▶ _Required work_
Show each line from the listing that includes the word "Initial".
## START Records to use
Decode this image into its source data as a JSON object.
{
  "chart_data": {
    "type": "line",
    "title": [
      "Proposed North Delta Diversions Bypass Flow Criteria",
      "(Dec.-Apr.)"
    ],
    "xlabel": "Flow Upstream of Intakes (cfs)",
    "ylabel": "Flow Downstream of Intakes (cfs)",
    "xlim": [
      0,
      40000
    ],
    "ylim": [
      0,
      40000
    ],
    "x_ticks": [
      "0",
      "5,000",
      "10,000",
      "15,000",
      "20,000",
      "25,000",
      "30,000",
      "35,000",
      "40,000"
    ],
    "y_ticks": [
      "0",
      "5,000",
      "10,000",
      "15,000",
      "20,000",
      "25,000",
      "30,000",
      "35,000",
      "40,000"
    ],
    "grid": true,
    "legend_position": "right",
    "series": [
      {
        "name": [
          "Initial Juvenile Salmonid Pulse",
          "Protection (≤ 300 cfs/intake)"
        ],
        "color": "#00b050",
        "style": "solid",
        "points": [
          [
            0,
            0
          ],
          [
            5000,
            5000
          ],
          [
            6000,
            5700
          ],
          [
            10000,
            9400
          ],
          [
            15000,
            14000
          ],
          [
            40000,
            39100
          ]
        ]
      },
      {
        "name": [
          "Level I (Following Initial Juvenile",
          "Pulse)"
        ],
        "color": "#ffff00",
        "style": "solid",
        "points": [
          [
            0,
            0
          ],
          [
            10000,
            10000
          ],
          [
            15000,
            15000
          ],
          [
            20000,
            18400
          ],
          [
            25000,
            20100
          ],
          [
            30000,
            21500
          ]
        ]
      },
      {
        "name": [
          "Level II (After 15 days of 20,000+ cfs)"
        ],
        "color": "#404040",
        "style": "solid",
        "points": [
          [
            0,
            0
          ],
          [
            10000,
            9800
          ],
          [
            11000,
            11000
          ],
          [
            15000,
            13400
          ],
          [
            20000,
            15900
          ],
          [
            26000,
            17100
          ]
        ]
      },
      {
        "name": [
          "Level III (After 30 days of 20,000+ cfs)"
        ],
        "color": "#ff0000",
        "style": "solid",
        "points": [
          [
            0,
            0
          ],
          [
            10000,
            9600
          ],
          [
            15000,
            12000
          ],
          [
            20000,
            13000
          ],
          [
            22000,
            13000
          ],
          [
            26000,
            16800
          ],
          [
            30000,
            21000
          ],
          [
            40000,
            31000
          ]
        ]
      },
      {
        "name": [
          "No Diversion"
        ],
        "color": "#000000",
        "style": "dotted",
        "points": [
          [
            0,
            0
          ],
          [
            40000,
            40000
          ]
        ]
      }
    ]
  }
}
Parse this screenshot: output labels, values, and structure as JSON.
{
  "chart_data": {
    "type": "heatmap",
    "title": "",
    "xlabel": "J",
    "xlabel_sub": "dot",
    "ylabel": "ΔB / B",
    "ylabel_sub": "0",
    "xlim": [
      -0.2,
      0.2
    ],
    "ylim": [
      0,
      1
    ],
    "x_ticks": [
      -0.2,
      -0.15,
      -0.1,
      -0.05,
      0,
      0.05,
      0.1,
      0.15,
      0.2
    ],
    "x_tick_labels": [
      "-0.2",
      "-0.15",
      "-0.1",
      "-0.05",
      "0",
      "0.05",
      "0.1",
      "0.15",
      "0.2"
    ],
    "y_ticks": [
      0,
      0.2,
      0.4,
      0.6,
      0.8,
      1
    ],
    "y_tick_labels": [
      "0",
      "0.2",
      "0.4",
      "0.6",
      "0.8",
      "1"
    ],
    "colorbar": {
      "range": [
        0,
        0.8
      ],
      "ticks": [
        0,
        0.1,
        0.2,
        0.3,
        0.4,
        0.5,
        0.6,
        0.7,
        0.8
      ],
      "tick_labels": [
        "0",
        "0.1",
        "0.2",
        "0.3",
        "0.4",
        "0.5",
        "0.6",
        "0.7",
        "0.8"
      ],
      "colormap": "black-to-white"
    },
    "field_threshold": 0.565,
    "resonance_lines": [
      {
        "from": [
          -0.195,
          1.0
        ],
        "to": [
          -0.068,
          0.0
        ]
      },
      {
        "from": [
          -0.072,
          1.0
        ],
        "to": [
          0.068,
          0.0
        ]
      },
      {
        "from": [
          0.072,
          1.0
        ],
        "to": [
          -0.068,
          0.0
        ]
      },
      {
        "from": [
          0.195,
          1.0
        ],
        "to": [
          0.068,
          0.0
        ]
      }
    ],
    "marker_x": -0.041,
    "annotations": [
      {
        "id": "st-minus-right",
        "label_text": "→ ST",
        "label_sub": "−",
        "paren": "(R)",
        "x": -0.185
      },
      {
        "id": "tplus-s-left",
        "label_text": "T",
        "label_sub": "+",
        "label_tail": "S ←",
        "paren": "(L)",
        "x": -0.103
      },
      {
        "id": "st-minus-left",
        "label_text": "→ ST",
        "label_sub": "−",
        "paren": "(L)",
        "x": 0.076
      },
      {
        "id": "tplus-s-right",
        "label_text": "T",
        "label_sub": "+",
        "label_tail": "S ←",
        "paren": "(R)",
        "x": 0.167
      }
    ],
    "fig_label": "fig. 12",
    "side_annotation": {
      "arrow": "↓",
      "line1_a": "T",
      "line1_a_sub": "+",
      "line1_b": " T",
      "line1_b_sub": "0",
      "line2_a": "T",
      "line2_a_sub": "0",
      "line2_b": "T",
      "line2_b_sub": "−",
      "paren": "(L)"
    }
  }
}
## END Records to use
▶ _Result of the task_
          "Initial Juvenile Salmonid Pulse",
          "Level I (Following Initial Juvenile",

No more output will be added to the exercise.